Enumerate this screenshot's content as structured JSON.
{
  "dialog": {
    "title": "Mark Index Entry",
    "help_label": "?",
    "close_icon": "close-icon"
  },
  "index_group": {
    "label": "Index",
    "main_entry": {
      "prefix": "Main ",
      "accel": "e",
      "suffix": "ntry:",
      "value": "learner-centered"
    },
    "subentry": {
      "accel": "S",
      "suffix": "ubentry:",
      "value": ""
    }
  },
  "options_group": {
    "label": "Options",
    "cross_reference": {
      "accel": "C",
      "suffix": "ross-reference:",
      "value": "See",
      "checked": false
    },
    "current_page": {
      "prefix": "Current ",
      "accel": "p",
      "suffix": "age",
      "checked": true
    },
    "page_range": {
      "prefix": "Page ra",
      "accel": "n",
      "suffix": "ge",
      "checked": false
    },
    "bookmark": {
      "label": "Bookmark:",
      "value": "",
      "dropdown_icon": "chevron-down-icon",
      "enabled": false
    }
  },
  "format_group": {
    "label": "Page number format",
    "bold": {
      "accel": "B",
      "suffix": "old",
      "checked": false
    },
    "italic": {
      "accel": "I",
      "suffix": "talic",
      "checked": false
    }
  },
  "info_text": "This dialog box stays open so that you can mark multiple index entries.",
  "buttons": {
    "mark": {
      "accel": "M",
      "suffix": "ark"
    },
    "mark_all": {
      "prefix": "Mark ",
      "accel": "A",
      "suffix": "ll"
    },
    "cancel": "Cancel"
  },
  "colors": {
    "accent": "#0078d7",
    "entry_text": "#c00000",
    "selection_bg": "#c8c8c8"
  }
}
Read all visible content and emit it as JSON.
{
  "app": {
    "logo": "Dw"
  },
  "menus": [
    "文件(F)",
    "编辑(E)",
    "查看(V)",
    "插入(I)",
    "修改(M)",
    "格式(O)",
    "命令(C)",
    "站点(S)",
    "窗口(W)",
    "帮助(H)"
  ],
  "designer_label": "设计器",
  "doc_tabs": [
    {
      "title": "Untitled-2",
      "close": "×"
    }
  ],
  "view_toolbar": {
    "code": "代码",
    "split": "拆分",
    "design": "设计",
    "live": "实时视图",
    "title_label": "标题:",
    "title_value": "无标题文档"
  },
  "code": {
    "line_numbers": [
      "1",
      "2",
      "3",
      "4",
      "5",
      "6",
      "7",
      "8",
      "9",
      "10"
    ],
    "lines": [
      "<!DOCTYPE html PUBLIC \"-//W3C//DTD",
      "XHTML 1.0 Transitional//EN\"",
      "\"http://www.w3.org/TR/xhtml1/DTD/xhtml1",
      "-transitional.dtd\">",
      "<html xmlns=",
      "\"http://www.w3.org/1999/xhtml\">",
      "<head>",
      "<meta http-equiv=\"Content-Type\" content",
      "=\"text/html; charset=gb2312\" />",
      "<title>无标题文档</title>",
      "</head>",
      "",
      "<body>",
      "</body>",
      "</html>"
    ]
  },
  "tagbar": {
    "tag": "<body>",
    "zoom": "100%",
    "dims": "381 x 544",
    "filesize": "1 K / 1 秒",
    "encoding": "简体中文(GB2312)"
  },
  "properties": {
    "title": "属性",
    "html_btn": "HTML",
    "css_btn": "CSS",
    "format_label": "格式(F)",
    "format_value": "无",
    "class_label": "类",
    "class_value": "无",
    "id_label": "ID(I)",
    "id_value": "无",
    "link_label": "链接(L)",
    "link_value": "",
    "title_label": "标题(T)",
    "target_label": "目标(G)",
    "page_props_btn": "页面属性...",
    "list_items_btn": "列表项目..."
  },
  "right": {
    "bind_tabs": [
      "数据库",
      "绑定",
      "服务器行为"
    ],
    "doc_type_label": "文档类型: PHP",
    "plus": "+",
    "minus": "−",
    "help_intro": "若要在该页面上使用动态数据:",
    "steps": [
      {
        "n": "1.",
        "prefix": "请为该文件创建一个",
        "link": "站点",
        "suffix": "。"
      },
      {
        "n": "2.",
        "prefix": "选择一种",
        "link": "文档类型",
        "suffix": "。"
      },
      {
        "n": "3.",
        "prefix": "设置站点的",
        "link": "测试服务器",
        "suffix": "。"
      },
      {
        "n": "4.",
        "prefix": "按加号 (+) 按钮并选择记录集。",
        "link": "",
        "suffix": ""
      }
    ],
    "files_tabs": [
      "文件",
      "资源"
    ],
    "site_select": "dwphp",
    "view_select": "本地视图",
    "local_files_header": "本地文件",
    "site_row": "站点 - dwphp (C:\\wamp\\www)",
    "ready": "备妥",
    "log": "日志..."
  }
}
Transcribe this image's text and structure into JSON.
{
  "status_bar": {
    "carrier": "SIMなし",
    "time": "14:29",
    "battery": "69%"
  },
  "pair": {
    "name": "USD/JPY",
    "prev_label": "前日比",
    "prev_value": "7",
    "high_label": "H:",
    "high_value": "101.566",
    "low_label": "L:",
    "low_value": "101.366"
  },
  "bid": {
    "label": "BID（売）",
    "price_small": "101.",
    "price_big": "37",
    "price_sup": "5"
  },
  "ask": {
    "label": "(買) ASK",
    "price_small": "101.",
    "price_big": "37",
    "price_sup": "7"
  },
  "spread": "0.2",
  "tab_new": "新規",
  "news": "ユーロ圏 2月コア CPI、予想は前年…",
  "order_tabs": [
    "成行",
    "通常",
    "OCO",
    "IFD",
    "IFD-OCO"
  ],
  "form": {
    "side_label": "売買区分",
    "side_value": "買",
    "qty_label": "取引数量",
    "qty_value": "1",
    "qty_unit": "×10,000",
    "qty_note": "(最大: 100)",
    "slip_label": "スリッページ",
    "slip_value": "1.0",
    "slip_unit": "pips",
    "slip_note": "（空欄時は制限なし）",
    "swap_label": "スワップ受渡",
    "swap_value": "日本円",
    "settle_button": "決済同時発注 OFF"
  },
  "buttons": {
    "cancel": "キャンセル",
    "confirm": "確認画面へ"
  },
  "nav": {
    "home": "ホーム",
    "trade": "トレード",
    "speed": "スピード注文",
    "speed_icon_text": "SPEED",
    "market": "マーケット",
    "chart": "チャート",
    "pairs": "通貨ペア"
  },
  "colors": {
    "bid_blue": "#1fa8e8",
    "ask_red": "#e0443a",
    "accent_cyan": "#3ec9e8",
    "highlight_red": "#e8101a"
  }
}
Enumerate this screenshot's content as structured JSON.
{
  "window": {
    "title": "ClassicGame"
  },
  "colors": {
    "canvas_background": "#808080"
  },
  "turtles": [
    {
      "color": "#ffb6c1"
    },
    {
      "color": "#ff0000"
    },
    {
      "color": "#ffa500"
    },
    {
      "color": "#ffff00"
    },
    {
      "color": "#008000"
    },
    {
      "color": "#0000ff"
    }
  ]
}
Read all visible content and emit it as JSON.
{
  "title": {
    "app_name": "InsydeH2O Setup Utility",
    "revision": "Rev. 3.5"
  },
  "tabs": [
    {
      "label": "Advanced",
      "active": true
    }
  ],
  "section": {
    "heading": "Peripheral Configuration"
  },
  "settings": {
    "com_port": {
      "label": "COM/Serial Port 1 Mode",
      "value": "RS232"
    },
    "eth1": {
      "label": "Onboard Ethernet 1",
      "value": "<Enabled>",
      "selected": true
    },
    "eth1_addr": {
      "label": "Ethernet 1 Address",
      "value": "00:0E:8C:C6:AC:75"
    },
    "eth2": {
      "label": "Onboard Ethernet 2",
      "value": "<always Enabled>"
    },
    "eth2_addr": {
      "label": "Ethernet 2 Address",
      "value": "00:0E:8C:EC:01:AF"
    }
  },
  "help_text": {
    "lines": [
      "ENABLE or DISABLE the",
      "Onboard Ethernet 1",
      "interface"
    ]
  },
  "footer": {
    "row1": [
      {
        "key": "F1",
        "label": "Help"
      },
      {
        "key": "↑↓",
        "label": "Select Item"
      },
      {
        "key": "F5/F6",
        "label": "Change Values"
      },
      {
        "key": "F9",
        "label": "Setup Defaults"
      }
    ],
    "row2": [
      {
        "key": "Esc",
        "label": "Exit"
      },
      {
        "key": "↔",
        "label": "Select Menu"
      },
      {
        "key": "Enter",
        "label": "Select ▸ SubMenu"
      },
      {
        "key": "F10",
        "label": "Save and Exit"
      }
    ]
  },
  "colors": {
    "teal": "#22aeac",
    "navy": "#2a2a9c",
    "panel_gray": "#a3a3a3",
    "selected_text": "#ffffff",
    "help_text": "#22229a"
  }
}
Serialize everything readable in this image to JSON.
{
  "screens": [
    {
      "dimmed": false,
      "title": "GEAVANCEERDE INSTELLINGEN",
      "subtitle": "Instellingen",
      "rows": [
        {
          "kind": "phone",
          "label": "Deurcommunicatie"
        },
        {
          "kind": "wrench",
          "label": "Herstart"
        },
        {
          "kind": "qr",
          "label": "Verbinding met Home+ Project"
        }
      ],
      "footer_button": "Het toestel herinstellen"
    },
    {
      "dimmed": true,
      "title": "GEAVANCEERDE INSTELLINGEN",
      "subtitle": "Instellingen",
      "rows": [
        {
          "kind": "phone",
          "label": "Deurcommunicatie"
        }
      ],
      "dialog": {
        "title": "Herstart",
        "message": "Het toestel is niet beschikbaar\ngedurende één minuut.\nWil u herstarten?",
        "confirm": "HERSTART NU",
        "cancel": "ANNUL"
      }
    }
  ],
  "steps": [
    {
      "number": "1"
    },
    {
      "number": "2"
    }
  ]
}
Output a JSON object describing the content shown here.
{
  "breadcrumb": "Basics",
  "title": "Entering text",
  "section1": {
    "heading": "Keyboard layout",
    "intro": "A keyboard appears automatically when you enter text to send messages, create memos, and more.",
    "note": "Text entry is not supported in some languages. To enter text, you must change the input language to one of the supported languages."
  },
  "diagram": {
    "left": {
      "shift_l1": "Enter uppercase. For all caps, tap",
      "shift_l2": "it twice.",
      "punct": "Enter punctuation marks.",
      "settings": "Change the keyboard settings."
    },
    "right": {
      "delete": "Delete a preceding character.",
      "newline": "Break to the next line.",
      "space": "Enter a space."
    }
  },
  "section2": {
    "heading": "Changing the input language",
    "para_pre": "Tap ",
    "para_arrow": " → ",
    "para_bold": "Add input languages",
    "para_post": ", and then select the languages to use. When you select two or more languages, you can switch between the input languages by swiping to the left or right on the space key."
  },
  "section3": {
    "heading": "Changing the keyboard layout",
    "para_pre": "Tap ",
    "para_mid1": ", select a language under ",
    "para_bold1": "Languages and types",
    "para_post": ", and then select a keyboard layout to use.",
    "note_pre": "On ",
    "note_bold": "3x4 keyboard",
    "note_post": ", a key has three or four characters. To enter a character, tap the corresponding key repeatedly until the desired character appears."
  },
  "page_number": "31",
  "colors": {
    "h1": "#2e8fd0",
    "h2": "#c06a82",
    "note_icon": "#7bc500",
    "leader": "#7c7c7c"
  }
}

•••••

WHAT IS NEEDED: Beginning with the line that contains "Output a JSON", quote each line exactly through the last line of the entries above, and nothing beyond them.

RESPONSE:
Output a JSON object describing the content shown here.
{
  "breadcrumb": "Basics",
  "title": "Entering text",
  "section1": {
    "heading": "Keyboard layout",
    "intro": "A keyboard appears automatically when you enter text to send messages, create memos, and more.",
    "note": "Text entry is not supported in some languages. To enter text, you must change the input language to one of the supported languages."
  },
  "diagram": {
    "left": {
      "shift_l1": "Enter uppercase. For all caps, tap",
      "shift_l2": "it twice.",
      "punct": "Enter punctuation marks.",
      "settings": "Change the keyboard settings."
    },
    "right": {
      "delete": "Delete a preceding character.",
      "newline": "Break to the next line.",
      "space": "Enter a space."
    }
  },
  "section2": {
    "heading": "Changing the input language",
    "para_pre": "Tap ",
    "para_arrow": " → ",
    "para_bold": "Add input languages",
    "para_post": ", and then select the languages to use. When you select two or more languages, you can switch between the input languages by swiping to the left or right on the space key."
  },
  "section3": {
    "heading": "Changing the keyboard layout",
    "para_pre": "Tap ",
    "para_mid1": ", select a language under ",
    "para_bold1": "Languages and types",
    "para_post": ", and then select a keyboard layout to use.",
    "note_pre": "On ",
    "note_bold": "3x4 keyboard",
    "note_post": ", a key has three or four characters. To enter a character, tap the corresponding key repeatedly until the desired character appears."
  },
  "page_number": "31",
  "colors": {
    "h1": "#2e8fd0",
    "h2": "#c06a82",
    "note_icon": "#7bc500",
    "leader": "#7c7c7c"
  }
}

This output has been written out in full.